How to allocate in practice
Once you know the gap in each goal, the allocation decision follows a priority stack:
- Capture the full 401(k) employer match — this is mandatory before anything else.
- Max your HSA ($8,750 family limit for 2026) — triple tax advantage, can invest for retirement.
- Max Roth IRAs for both spouses ($7,500/person in 2026 if under 50) — tax-free retirement growth.
- Max 401(k)s to the IRS limit ($24,500 in 2026, $32,500 if 50+) — for both earners if possible.
- Fund 529s to close the college gap — after step 4, direct remaining savings here.
- Extra retirement savings in taxable — only after steps 1–5 are complete.
Many families in the $150K–$400K income range can complete steps 1–3 and partially complete step 4. Steps 5 and 6 use what remains. A fee-only advisor models this against your specific income, tax bracket, mortgage, and timeline — see our Roth vs. Traditional 401(k) guide for the bracket math or the emergency fund calculator to make sure you have the right cash buffer before maxing accounts.

########################################

Activity A: According to the savings allocation guide, what is the 2026 family contribution limit for an HSA?
Activity B: Reproduce the stretch of the savings allocation guide from "Many families in" through "before maxing accounts.".
Activity C: Go on with the savings allocation guide, picking up after its final sentence.

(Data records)

########################################

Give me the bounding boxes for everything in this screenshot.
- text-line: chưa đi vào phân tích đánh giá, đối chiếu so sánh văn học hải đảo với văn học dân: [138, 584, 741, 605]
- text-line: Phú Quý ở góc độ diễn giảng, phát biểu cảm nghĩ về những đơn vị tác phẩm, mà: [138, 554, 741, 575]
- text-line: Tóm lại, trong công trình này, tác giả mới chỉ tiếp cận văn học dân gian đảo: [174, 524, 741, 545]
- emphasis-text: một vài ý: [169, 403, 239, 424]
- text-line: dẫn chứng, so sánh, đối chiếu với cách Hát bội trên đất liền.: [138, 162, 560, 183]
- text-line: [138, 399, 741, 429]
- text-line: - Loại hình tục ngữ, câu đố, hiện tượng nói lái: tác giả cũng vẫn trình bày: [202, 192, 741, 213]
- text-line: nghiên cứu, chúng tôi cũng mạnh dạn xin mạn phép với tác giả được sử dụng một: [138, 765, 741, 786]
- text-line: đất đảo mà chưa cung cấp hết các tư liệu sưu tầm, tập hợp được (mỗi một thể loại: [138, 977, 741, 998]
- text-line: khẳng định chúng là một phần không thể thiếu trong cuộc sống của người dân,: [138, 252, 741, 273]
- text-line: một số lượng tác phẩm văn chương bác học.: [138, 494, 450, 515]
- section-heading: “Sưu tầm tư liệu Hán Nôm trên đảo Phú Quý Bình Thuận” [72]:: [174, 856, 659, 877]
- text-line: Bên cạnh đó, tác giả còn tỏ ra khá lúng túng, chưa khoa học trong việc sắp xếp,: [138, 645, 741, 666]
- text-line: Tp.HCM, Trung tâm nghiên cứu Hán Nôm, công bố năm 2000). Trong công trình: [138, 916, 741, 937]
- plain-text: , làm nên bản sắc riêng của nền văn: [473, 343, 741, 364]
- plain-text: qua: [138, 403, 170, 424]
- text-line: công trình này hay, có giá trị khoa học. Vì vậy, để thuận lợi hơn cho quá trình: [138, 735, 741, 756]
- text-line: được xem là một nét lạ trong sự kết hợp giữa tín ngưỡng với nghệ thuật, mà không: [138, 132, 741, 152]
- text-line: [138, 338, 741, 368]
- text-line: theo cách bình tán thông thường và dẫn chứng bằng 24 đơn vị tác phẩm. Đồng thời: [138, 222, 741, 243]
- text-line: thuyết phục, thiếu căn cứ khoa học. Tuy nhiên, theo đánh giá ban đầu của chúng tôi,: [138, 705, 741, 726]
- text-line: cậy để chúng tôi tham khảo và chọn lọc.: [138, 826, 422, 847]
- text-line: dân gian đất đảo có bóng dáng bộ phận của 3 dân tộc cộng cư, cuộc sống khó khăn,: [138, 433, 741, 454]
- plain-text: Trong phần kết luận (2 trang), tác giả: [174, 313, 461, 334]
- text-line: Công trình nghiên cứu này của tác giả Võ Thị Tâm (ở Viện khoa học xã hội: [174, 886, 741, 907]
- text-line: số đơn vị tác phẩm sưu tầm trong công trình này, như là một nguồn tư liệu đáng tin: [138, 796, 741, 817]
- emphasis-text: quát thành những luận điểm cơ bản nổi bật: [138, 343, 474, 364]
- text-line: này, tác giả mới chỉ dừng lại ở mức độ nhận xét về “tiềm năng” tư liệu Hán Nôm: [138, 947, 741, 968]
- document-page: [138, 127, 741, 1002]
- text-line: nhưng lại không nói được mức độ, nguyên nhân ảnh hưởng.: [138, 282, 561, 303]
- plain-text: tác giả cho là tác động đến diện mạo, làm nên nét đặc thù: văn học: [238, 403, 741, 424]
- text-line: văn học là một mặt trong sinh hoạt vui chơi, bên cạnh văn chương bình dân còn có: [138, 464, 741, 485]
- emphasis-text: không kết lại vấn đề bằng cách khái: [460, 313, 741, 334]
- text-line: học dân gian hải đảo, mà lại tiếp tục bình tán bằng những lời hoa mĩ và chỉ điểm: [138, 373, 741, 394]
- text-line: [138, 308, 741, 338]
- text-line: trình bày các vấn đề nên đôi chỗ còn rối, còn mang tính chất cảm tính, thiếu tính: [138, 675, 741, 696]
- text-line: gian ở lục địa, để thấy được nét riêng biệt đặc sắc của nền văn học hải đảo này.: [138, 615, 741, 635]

########################################

Answer A: $8,750

Answer B:
Many families in the $150K–$400K income range can complete steps 1–3 and partially complete step 4. Steps 5 and 6 use what remains. A fee-only advisor models this against your specific income, tax bracket, mortgage, and timeline — see our Roth vs. Traditional 401(k) guide for the bracket math or the emergency fund calculator to make sure you have the right cash buffer before maxing accounts.

Answer C:
The 4% rule and college overlap years
The calculator uses the 4% rule (Bengen 1994) to translate a lump-sum retirement balance into annual income: a portfolio theoretically sustains 30+ years of 4% annual withdrawals with high historical probability.3 It's a planning benchmark, not a guarantee. For families with significant Social Security income, the required portfolio may be lower. For early retirees, a 3.5% rate is more conservative.
The "college overlap years" — when tuition payments and retirement contributions collide in your mid-50s — are the most cash-intensive period in a family's financial life. Starting 529 contributions early, even at modest amounts, dramatically reduces the monthly burden during those years. Our college savings benchmarks by age show the monthly savings targets by your child's current age for all three school types.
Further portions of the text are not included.